Dataset entries on figures
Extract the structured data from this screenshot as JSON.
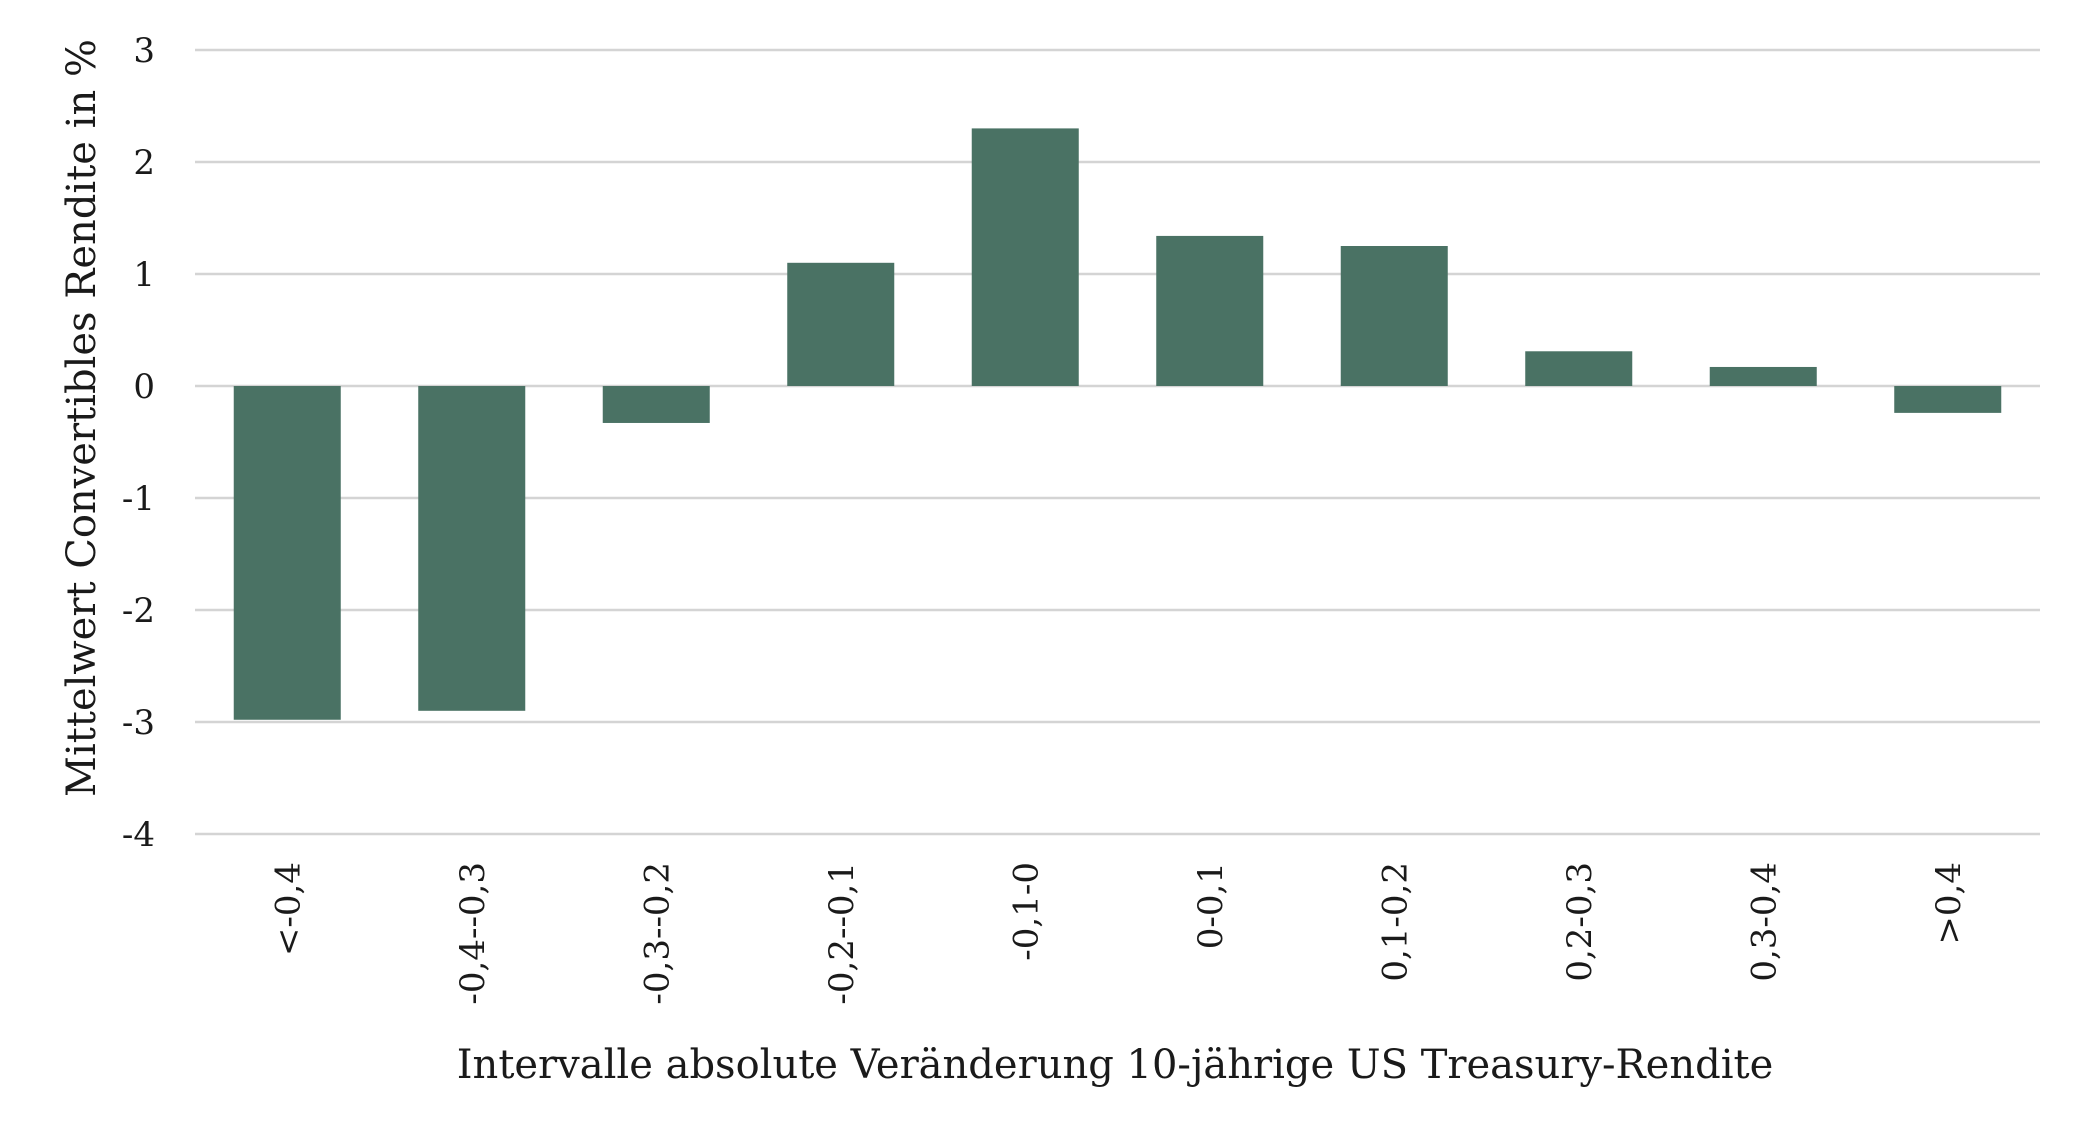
{
  "chart_data": {
    "type": "bar",
    "title": "",
    "xlabel": "Intervalle absolute Veränderung 10-jährige US Treasury-Rendite",
    "ylabel": "Mittelwert Convertibles Rendite in %",
    "categories": [
      "<-0,4",
      "-0,4--0,3",
      "-0,3--0,2",
      "-0,2--0,1",
      "-0,1-0",
      "0-0,1",
      "0,1-0,2",
      "0,2-0,3",
      "0,3-0,4",
      ">0,4"
    ],
    "values": [
      -2.98,
      -2.9,
      -0.33,
      1.1,
      2.3,
      1.34,
      1.25,
      0.31,
      0.17,
      -0.24
    ],
    "ylim": [
      -4,
      3
    ],
    "yticks": [
      3,
      2,
      1,
      0,
      -1,
      -2,
      -3,
      -4
    ],
    "ytick_labels": [
      "3",
      "2",
      "1",
      "0",
      "-1",
      "-2",
      "-3",
      "-4"
    ],
    "grid": true,
    "legend": "none",
    "bar_color": "#4a7264"
  }
}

REQUIREMENTS
Above are the records. Copy every line in them holding "Rendite".

RESULT BELOW
    "xlabel": "Intervalle absolute Veränderung 10-jährige US Treasury-Rendite",
    "ylabel": "Mittelwert Convertibles Rendite in %",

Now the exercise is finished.